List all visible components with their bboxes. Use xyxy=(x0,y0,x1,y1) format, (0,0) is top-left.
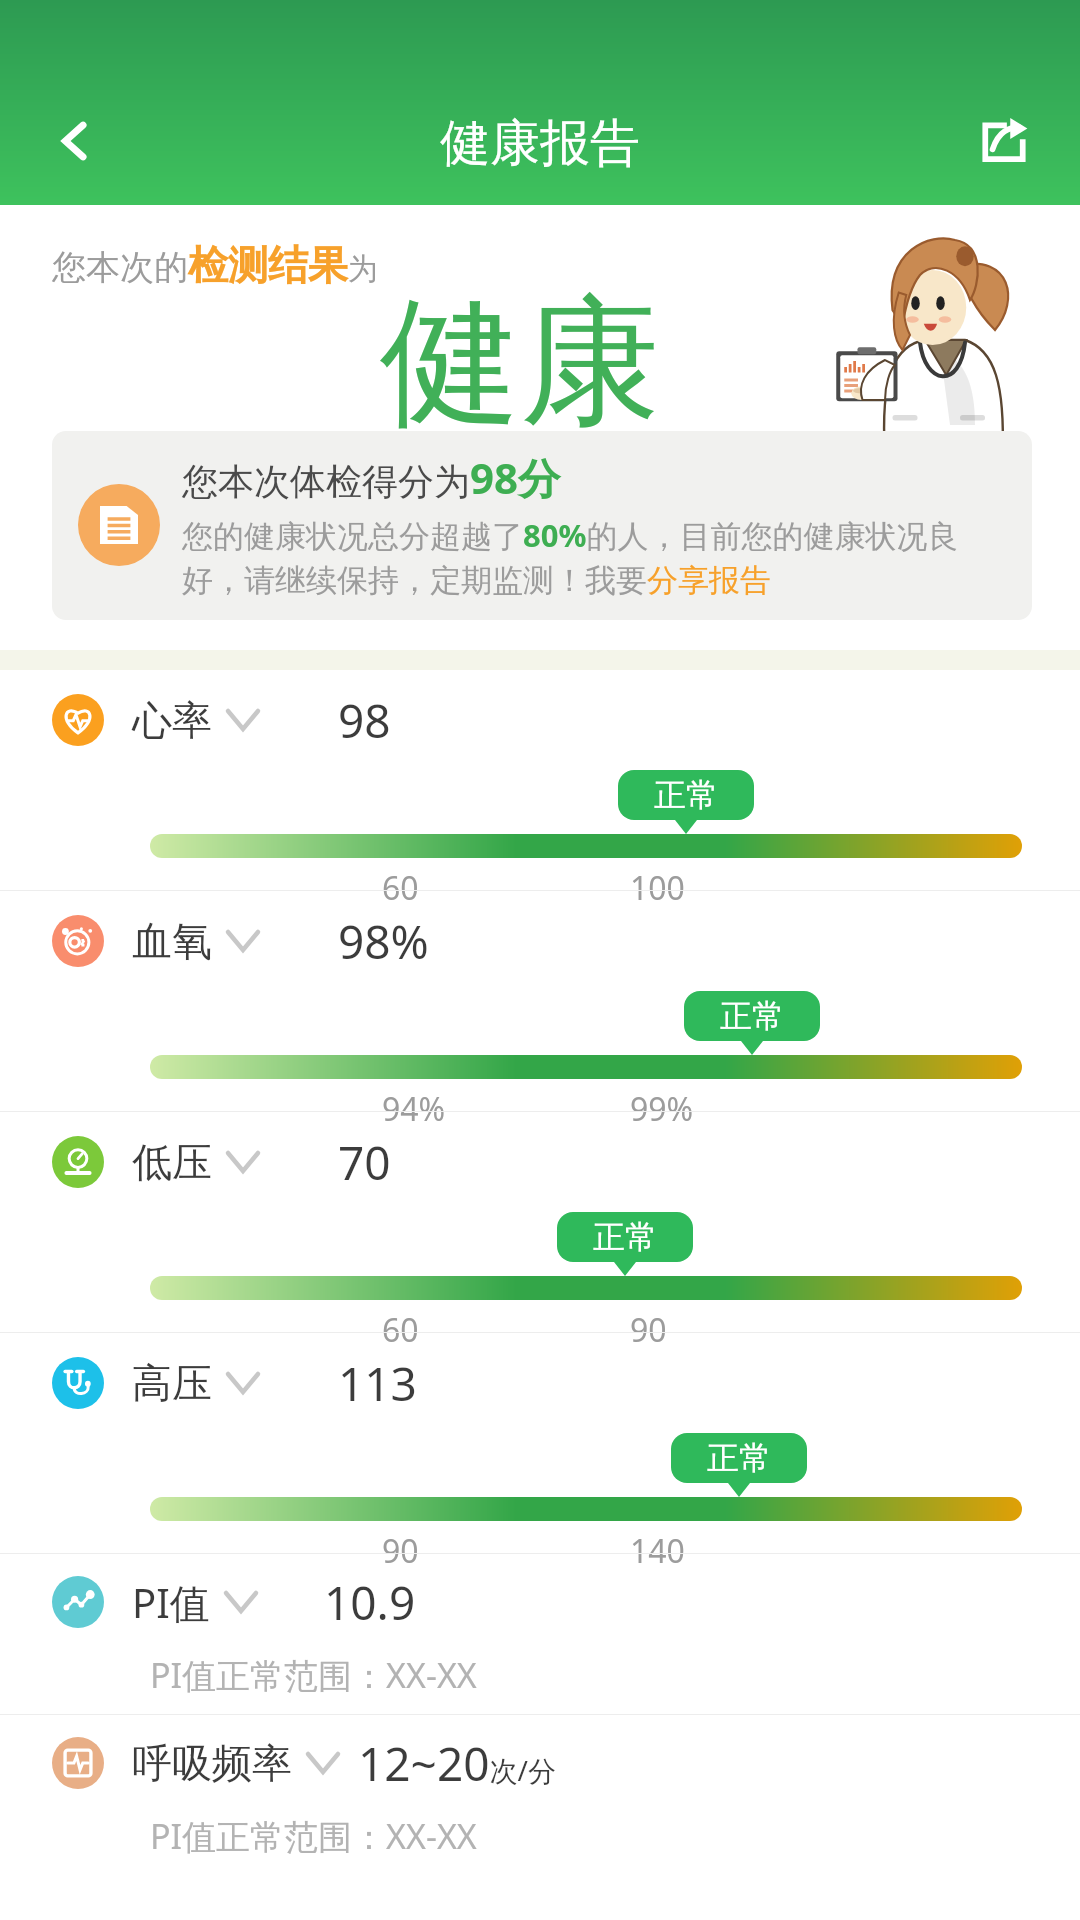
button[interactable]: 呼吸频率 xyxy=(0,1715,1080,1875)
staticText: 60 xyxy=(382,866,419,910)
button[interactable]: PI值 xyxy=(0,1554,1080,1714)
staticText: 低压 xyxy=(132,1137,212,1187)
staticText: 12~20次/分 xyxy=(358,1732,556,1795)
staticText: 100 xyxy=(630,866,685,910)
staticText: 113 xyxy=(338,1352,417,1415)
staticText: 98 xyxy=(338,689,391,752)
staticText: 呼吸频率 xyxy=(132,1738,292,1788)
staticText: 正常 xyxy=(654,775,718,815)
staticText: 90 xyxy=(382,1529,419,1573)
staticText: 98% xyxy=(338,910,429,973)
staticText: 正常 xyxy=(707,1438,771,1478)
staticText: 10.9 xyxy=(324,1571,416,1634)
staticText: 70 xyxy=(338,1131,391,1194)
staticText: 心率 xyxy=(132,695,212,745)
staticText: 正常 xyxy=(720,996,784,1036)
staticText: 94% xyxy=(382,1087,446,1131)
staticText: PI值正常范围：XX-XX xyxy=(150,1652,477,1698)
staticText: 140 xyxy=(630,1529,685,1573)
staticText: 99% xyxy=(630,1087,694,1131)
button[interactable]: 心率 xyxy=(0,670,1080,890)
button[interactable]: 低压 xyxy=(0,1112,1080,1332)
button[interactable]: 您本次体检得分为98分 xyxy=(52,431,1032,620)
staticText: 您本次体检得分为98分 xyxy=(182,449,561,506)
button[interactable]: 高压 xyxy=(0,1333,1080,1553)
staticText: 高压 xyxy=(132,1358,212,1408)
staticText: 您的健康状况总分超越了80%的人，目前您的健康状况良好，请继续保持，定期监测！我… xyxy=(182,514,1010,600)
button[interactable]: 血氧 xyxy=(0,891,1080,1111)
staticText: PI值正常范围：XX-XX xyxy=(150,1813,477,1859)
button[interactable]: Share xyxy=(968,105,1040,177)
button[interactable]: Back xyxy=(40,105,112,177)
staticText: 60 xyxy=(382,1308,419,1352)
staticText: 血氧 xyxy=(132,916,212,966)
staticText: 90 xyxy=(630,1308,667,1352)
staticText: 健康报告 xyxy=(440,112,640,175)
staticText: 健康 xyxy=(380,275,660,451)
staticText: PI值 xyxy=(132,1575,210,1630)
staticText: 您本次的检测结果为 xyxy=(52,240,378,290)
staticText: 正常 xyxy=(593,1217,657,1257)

...

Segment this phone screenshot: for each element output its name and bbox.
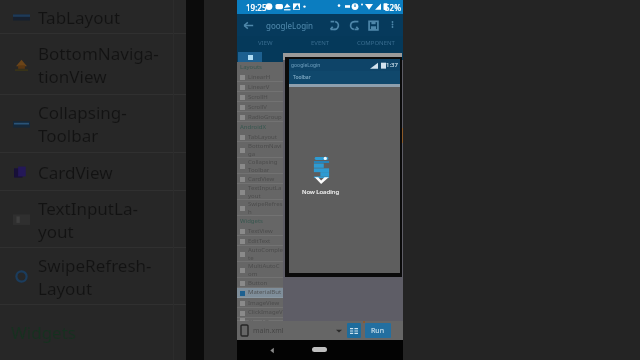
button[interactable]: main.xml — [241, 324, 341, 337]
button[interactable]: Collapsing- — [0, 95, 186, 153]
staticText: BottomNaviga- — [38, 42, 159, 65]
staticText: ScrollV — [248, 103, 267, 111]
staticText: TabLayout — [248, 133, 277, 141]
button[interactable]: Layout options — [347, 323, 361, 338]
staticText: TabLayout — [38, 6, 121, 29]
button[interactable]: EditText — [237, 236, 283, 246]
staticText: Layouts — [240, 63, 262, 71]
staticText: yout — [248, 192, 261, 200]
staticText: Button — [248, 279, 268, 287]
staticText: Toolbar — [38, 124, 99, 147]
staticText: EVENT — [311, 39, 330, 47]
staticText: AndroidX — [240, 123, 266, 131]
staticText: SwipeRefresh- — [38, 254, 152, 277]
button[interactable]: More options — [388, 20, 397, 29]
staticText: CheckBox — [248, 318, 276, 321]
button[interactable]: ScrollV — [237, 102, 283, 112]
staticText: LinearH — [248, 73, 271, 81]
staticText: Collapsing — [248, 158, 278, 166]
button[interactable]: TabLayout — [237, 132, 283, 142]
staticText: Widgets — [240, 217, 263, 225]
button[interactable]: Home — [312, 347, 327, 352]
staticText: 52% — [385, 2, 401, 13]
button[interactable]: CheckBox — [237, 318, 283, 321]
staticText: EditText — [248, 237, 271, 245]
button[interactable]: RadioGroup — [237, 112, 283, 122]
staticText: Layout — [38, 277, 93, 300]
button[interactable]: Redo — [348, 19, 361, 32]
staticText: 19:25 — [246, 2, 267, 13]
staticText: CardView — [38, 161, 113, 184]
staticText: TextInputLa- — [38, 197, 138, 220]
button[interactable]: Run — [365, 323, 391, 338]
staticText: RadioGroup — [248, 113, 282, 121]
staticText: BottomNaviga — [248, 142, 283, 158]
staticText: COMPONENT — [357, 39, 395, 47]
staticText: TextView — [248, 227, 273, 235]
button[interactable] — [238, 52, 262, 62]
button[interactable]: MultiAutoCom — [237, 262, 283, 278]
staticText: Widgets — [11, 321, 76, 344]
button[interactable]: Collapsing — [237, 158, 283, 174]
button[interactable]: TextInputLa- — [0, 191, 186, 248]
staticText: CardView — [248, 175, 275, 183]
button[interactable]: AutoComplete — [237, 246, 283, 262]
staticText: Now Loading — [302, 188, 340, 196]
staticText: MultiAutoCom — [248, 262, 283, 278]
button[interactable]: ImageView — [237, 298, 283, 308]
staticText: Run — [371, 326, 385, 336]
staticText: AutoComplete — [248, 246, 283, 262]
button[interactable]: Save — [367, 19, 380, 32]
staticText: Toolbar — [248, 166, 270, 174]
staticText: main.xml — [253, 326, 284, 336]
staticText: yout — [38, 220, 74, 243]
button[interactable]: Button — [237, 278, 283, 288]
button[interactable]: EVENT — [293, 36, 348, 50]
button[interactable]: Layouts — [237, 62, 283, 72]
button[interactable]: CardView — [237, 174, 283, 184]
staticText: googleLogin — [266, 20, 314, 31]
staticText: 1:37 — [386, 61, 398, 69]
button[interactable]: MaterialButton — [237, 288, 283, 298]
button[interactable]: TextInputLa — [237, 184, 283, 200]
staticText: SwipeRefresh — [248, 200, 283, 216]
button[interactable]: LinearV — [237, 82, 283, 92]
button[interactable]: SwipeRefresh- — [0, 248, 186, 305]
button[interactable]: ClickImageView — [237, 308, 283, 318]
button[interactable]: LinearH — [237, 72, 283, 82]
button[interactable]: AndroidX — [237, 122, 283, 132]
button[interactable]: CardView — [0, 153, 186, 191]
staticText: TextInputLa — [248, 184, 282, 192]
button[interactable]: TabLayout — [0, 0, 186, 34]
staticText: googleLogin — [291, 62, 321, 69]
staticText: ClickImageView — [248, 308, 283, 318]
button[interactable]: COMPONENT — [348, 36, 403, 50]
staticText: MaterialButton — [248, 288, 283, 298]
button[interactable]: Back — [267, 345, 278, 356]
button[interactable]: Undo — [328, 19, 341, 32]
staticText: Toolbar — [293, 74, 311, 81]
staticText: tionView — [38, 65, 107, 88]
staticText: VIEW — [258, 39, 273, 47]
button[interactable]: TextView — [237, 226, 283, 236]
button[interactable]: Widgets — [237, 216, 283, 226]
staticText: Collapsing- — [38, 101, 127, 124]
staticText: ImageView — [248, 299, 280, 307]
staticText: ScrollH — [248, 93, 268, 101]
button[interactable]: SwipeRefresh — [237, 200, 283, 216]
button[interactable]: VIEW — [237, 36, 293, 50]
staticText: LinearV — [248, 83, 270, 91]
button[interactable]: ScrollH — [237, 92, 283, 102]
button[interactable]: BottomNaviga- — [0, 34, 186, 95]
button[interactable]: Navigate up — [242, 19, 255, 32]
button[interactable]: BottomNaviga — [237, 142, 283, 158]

---

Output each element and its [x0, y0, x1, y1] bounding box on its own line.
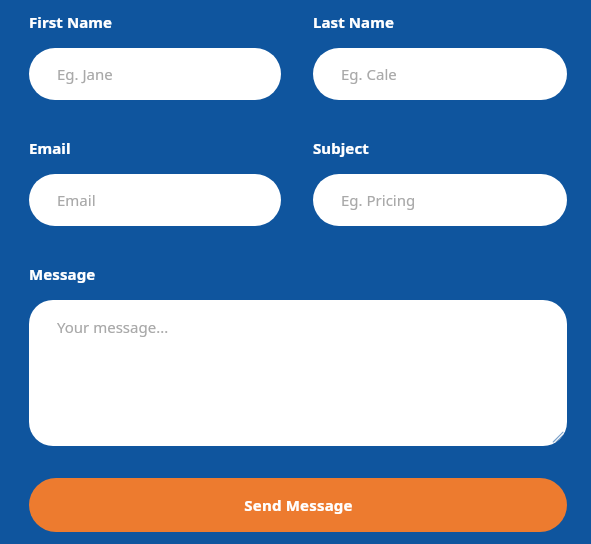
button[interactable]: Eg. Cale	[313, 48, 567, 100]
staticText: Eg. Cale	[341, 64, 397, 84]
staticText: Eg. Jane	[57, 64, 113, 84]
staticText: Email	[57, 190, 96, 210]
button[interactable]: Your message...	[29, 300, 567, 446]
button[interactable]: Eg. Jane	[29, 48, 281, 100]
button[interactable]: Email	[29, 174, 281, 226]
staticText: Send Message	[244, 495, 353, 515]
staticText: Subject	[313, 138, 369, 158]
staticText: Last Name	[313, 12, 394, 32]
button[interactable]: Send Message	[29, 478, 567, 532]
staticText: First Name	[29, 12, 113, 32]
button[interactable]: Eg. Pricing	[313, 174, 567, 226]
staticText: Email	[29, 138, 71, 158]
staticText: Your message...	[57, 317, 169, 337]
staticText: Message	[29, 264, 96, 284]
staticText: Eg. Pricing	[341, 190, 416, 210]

### To do:
Rewrite the listing as a numbered list, from the line with "button[interactable]: 呼吸频率 xyxy=(0,1715,1080,1875)" up to and including the line with "staticText: 98% xyxy=(338,910,429,973)", and leave out any blank lines.

### Answer to this problem:
1. button[interactable]: 呼吸频率 xyxy=(0,1715,1080,1875)
2. staticText: 60 xyxy=(382,866,419,910)
3. button[interactable]: PI值 xyxy=(0,1554,1080,1714)
4. staticText: 低压 xyxy=(132,1137,212,1187)
5. staticText: 12~20次/分 xyxy=(358,1732,556,1795)
6. staticText: 100 xyxy=(630,866,685,910)
7. staticText: 113 xyxy=(338,1352,417,1415)
8. staticText: 98 xyxy=(338,689,391,752)
9. staticText: 呼吸频率 xyxy=(132,1738,292,1788)
10. staticText: 正常 xyxy=(654,775,718,815)
11. staticText: 90 xyxy=(382,1529,419,1573)
12. staticText: 98% xyxy=(338,910,429,973)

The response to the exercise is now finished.